Your objective
Pictures don't belong in the copy; print all the records exactly.

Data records
__________________________________________________

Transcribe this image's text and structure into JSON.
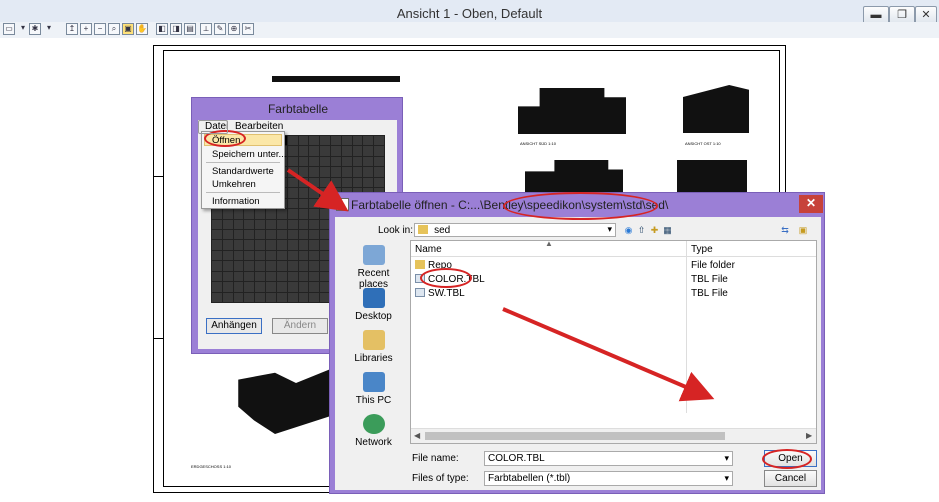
{
  "window": {
    "title": "Ansicht 1 - Oben, Default",
    "controls": {
      "minimize": "▬",
      "restore": "❐",
      "close": "✕"
    }
  },
  "toolbar": {
    "icons": [
      "page-icon",
      "dropdown-icon",
      "settings-icon",
      "dropdown-icon",
      "pan-icon",
      "zoom-in-icon",
      "zoom-out-icon",
      "zoom-window-icon",
      "zoom-fit-icon",
      "hand-icon",
      "view-prev-icon",
      "view-next-icon",
      "view-icon",
      "measure-icon",
      "tool-icon",
      "zoom-icon",
      "tool-icon"
    ]
  },
  "drawing": {
    "label_view_1": "ANSICHT SÜD 1:10",
    "label_view_2": "ANSICHT OST 1:10",
    "label_plan": "ERDGESCHOSS 1:10"
  },
  "farbtabelle": {
    "title": "Farbtabelle",
    "menu": {
      "file": "Datei",
      "edit": "Bearbeiten"
    },
    "file_menu_items": [
      "Öffnen",
      "Speichern unter...",
      "Standardwerte",
      "Umkehren",
      "Information"
    ],
    "buttons": {
      "apply": "Anhängen",
      "change": "Ändern"
    }
  },
  "open_dialog": {
    "title": "Farbtabelle öffnen - C:...\\Bentley\\speedikon\\system\\std\\sed\\",
    "look_in_label": "Look in:",
    "look_in_value": "sed",
    "places": [
      "Recent places",
      "Desktop",
      "Libraries",
      "This PC",
      "Network"
    ],
    "columns": {
      "name": "Name",
      "type": "Type"
    },
    "files": [
      {
        "name": "Repo",
        "type": "File folder",
        "icon": "folder-icon"
      },
      {
        "name": "COLOR.TBL",
        "type": "TBL File",
        "icon": "file-icon"
      },
      {
        "name": "SW.TBL",
        "type": "TBL File",
        "icon": "file-icon"
      }
    ],
    "file_name_label": "File name:",
    "file_name_value": "COLOR.TBL",
    "file_type_label": "Files of type:",
    "file_type_value": "Farbtabellen (*.tbl)",
    "buttons": {
      "open": "Open",
      "cancel": "Cancel"
    }
  },
  "colors": {
    "dialog_frame": "#9b7fd6",
    "highlight": "#d62424",
    "menu_highlight": "#fbe7a8",
    "close_button": "#c7423a"
  }
}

__________________________________________________

Exercise response
Transcribe this image's text and structure into JSON.
{
  "window": {
    "title": "Ansicht 1 - Oben, Default",
    "controls": {
      "minimize": "▬",
      "restore": "❐",
      "close": "✕"
    }
  },
  "toolbar": {
    "icons": [
      "page-icon",
      "dropdown-icon",
      "settings-icon",
      "dropdown-icon",
      "pan-icon",
      "zoom-in-icon",
      "zoom-out-icon",
      "zoom-window-icon",
      "zoom-fit-icon",
      "hand-icon",
      "view-prev-icon",
      "view-next-icon",
      "view-icon",
      "measure-icon",
      "tool-icon",
      "zoom-icon",
      "tool-icon"
    ]
  },
  "drawing": {
    "label_view_1": "ANSICHT SÜD 1:10",
    "label_view_2": "ANSICHT OST 1:10",
    "label_plan": "ERDGESCHOSS 1:10"
  },
  "farbtabelle": {
    "title": "Farbtabelle",
    "menu": {
      "file": "Datei",
      "edit": "Bearbeiten"
    },
    "file_menu_items": [
      "Öffnen",
      "Speichern unter...",
      "Standardwerte",
      "Umkehren",
      "Information"
    ],
    "buttons": {
      "apply": "Anhängen",
      "change": "Ändern"
    }
  },
  "open_dialog": {
    "title": "Farbtabelle öffnen - C:...\\Bentley\\speedikon\\system\\std\\sed\\",
    "look_in_label": "Look in:",
    "look_in_value": "sed",
    "places": [
      "Recent places",
      "Desktop",
      "Libraries",
      "This PC",
      "Network"
    ],
    "columns": {
      "name": "Name",
      "type": "Type"
    },
    "files": [
      {
        "name": "Repo",
        "type": "File folder",
        "icon": "folder-icon"
      },
      {
        "name": "COLOR.TBL",
        "type": "TBL File",
        "icon": "file-icon"
      },
      {
        "name": "SW.TBL",
        "type": "TBL File",
        "icon": "file-icon"
      }
    ],
    "file_name_label": "File name:",
    "file_name_value": "COLOR.TBL",
    "file_type_label": "Files of type:",
    "file_type_value": "Farbtabellen (*.tbl)",
    "buttons": {
      "open": "Open",
      "cancel": "Cancel"
    }
  },
  "colors": {
    "dialog_frame": "#9b7fd6",
    "highlight": "#d62424",
    "menu_highlight": "#fbe7a8",
    "close_button": "#c7423a"
  }
}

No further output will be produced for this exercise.